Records

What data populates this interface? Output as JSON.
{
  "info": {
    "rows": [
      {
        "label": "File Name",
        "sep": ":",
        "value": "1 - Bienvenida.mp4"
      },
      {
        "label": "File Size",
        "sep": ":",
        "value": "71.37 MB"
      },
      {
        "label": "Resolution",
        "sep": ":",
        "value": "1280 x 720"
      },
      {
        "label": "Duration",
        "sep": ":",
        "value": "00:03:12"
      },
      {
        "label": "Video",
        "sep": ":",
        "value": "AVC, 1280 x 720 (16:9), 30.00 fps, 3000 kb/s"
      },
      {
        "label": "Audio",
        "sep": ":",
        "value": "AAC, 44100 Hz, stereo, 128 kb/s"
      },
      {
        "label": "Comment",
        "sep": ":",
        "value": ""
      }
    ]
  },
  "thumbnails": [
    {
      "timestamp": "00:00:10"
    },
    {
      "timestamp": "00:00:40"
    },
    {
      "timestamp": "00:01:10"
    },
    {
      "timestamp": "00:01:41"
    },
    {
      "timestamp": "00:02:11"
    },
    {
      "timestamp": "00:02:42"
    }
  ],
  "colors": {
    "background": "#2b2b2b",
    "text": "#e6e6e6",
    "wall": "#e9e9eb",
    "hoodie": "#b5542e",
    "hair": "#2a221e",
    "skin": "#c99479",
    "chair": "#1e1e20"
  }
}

AIM OF THE EXERCISE.
Pull every line containing the word "value" out of the entries above.

TASK OUTPUT.
        "value": "1 - Bienvenida.mp4"
        "value": "71.37 MB"
        "value": "1280 x 720"
        "value": "00:03:12"
        "value": "AVC, 1280 x 720 (16:9), 30.00 fps, 3000 kb/s"
        "value": "AAC, 44100 Hz, stereo, 128 kb/s"
        "value": ""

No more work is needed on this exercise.